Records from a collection
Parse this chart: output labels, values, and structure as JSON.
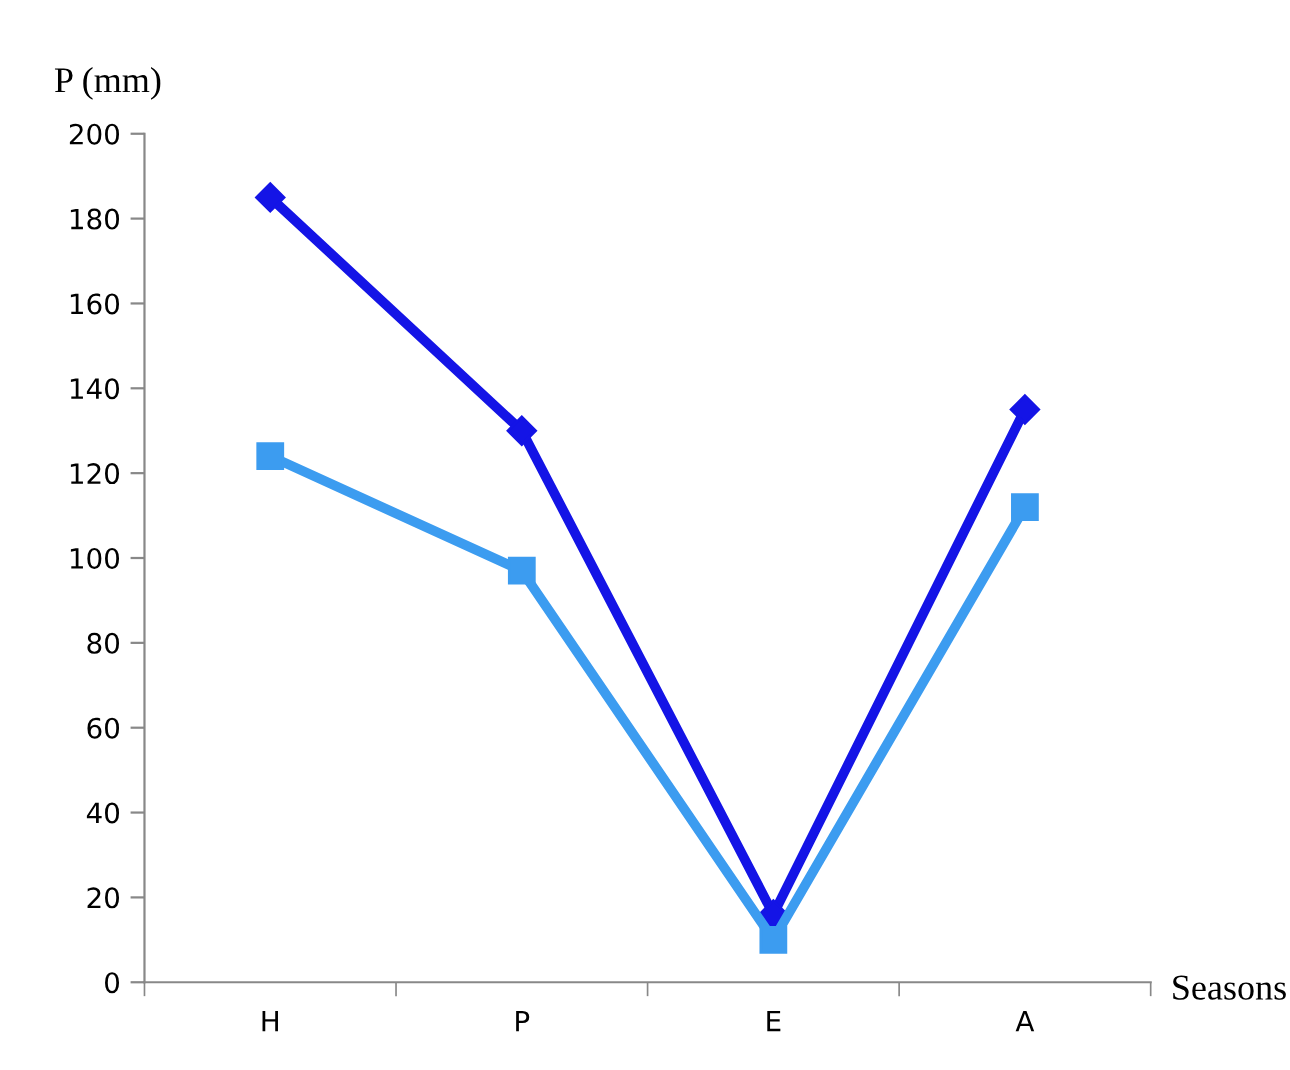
{
  "chart_data": {
    "type": "line",
    "ylabel": "P (mm)",
    "xlabel": "Seasons",
    "categories": [
      "H",
      "P",
      "E",
      "A"
    ],
    "series": [
      {
        "color": "#1414e6",
        "marker": "diamond",
        "values": [
          185,
          130,
          16,
          135
        ]
      },
      {
        "color": "#3c9cf0",
        "marker": "square",
        "values": [
          124,
          97,
          10,
          112
        ]
      }
    ],
    "ylim": [
      0,
      200
    ],
    "yticks": [
      0,
      20,
      40,
      60,
      80,
      100,
      120,
      140,
      160,
      180,
      200
    ],
    "grid": false,
    "legend": false,
    "line_style": "solid"
  }
}
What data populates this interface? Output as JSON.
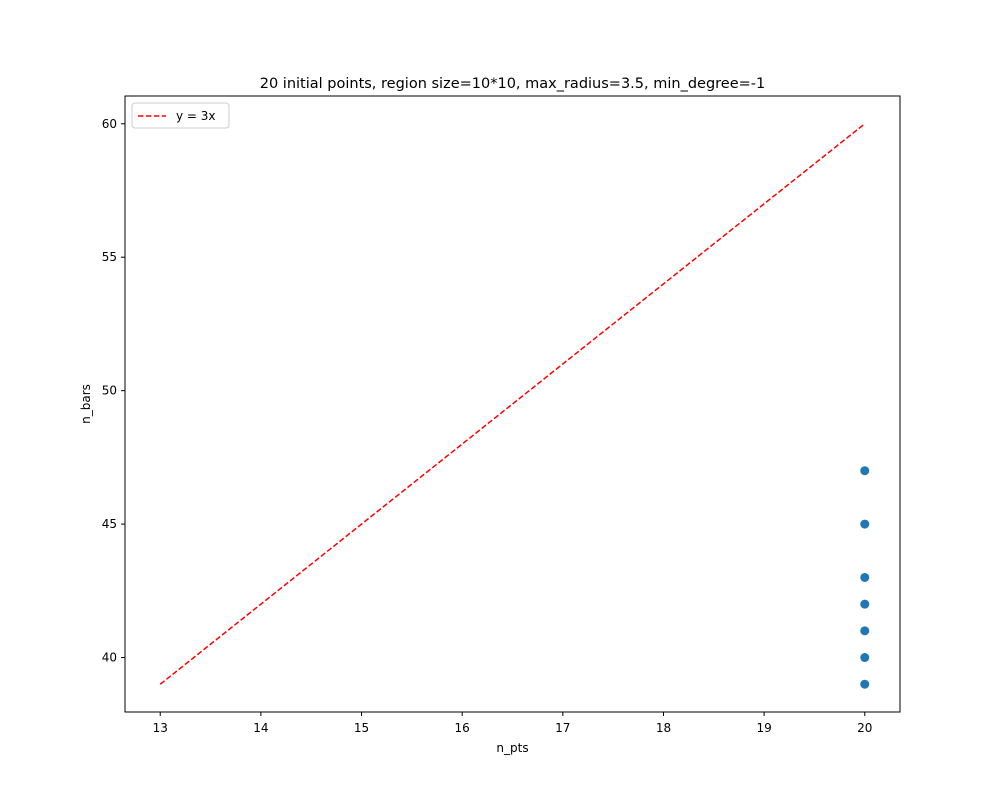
{
  "chart_data": {
    "type": "scatter",
    "title": "20 initial points, region size=10*10, max_radius=3.5, min_degree=-1",
    "xlabel": "n_pts",
    "ylabel": "n_bars",
    "xlim": [
      12.65,
      20.35
    ],
    "ylim": [
      37.96,
      61.04
    ],
    "xticks": [
      13,
      14,
      15,
      16,
      17,
      18,
      19,
      20
    ],
    "yticks": [
      40,
      45,
      50,
      55,
      60
    ],
    "grid": false,
    "legend_position": "top-left",
    "series": [
      {
        "type": "scatter",
        "color": "#1f77b4",
        "points": [
          {
            "x": 20,
            "y": 47
          },
          {
            "x": 20,
            "y": 45
          },
          {
            "x": 20,
            "y": 43
          },
          {
            "x": 20,
            "y": 42
          },
          {
            "x": 20,
            "y": 41
          },
          {
            "x": 20,
            "y": 40
          },
          {
            "x": 20,
            "y": 39
          }
        ]
      },
      {
        "type": "line",
        "name": "y = 3x",
        "color": "#ff0000",
        "dash": "dashed",
        "points": [
          {
            "x": 13,
            "y": 39
          },
          {
            "x": 20,
            "y": 60
          }
        ]
      }
    ]
  }
}
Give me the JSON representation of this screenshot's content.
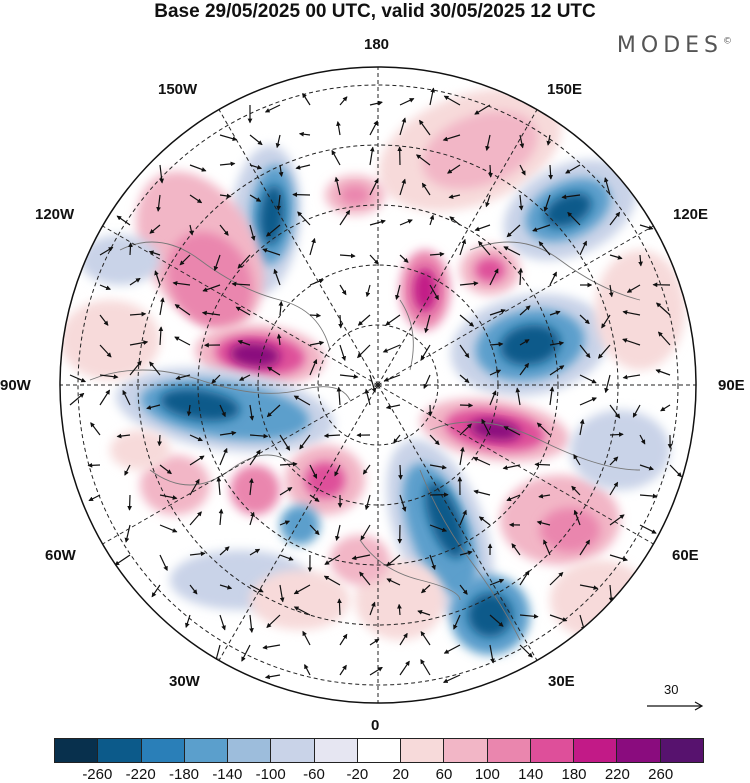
{
  "title": "Base 29/05/2025 00 UTC, valid 30/05/2025 12 UTC",
  "brand": "MODES",
  "brand_mark": "©",
  "longitude_labels": {
    "top": "180",
    "bottom": "0",
    "left": "90W",
    "right": "90E",
    "nw_high": "150W",
    "nw_low": "120W",
    "ne_high": "150E",
    "ne_low": "120E",
    "sw_high": "60W",
    "sw_low": "30W",
    "se_high": "60E",
    "se_low": "30E"
  },
  "reference_vector": {
    "value": "30"
  },
  "colorbar": {
    "colors": [
      "#08304d",
      "#0c5a8a",
      "#2a7fb8",
      "#5b9fcc",
      "#9dbddc",
      "#c9d3e8",
      "#e6e6f2",
      "#ffffff",
      "#f7dada",
      "#f2b6c6",
      "#ea86ae",
      "#de4f9a",
      "#c21a87",
      "#8a0c7e",
      "#57126e"
    ],
    "ticks": [
      "-260",
      "-220",
      "-180",
      "-140",
      "-100",
      "-60",
      "-20",
      "20",
      "60",
      "100",
      "140",
      "180",
      "220",
      "260"
    ]
  }
}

TASK REQUIREMENTS:
In this exercise, set down all of the data exactly, without the pictures.

SOLUTION TO THIS PROBLEM:
Parse this chart: output labels, values, and structure as JSON.
{
  "chart_data": {
    "type": "line",
    "ylabel": "P (mm)",
    "xlabel": "Seasons",
    "categories": [
      "H",
      "P",
      "E",
      "A"
    ],
    "series": [
      {
        "color": "#1414e6",
        "marker": "diamond",
        "values": [
          185,
          130,
          16,
          135
        ]
      },
      {
        "color": "#3c9cf0",
        "marker": "square",
        "values": [
          124,
          97,
          10,
          112
        ]
      }
    ],
    "ylim": [
      0,
      200
    ],
    "yticks": [
      0,
      20,
      40,
      60,
      80,
      100,
      120,
      140,
      160,
      180,
      200
    ],
    "grid": false,
    "legend": false,
    "line_style": "solid"
  }
}
What data populates this interface? Output as JSON.
{
  "chart_data": {
    "type": "scatter",
    "title": "20 initial points, region size=10*10, max_radius=3.5, min_degree=-1",
    "xlabel": "n_pts",
    "ylabel": "n_bars",
    "xlim": [
      12.65,
      20.35
    ],
    "ylim": [
      37.96,
      61.04
    ],
    "xticks": [
      13,
      14,
      15,
      16,
      17,
      18,
      19,
      20
    ],
    "yticks": [
      40,
      45,
      50,
      55,
      60
    ],
    "grid": false,
    "legend_position": "top-left",
    "series": [
      {
        "type": "scatter",
        "color": "#1f77b4",
        "points": [
          {
            "x": 20,
            "y": 47
          },
          {
            "x": 20,
            "y": 45
          },
          {
            "x": 20,
            "y": 43
          },
          {
            "x": 20,
            "y": 42
          },
          {
            "x": 20,
            "y": 41
          },
          {
            "x": 20,
            "y": 40
          },
          {
            "x": 20,
            "y": 39
          }
        ]
      },
      {
        "type": "line",
        "name": "y = 3x",
        "color": "#ff0000",
        "dash": "dashed",
        "points": [
          {
            "x": 13,
            "y": 39
          },
          {
            "x": 20,
            "y": 60
          }
        ]
      }
    ]
  }
}
Give me the JSON representation of this screenshot's content.
{
  "title": "Base 29/05/2025 00 UTC, valid 30/05/2025 12 UTC",
  "brand": "MODES",
  "brand_mark": "©",
  "longitude_labels": {
    "top": "180",
    "bottom": "0",
    "left": "90W",
    "right": "90E",
    "nw_high": "150W",
    "nw_low": "120W",
    "ne_high": "150E",
    "ne_low": "120E",
    "sw_high": "60W",
    "sw_low": "30W",
    "se_high": "60E",
    "se_low": "30E"
  },
  "reference_vector": {
    "value": "30"
  },
  "colorbar": {
    "colors": [
      "#08304d",
      "#0c5a8a",
      "#2a7fb8",
      "#5b9fcc",
      "#9dbddc",
      "#c9d3e8",
      "#e6e6f2",
      "#ffffff",
      "#f7dada",
      "#f2b6c6",
      "#ea86ae",
      "#de4f9a",
      "#c21a87",
      "#8a0c7e",
      "#57126e"
    ],
    "ticks": [
      "-260",
      "-220",
      "-180",
      "-140",
      "-100",
      "-60",
      "-20",
      "20",
      "60",
      "100",
      "140",
      "180",
      "220",
      "260"
    ]
  }
}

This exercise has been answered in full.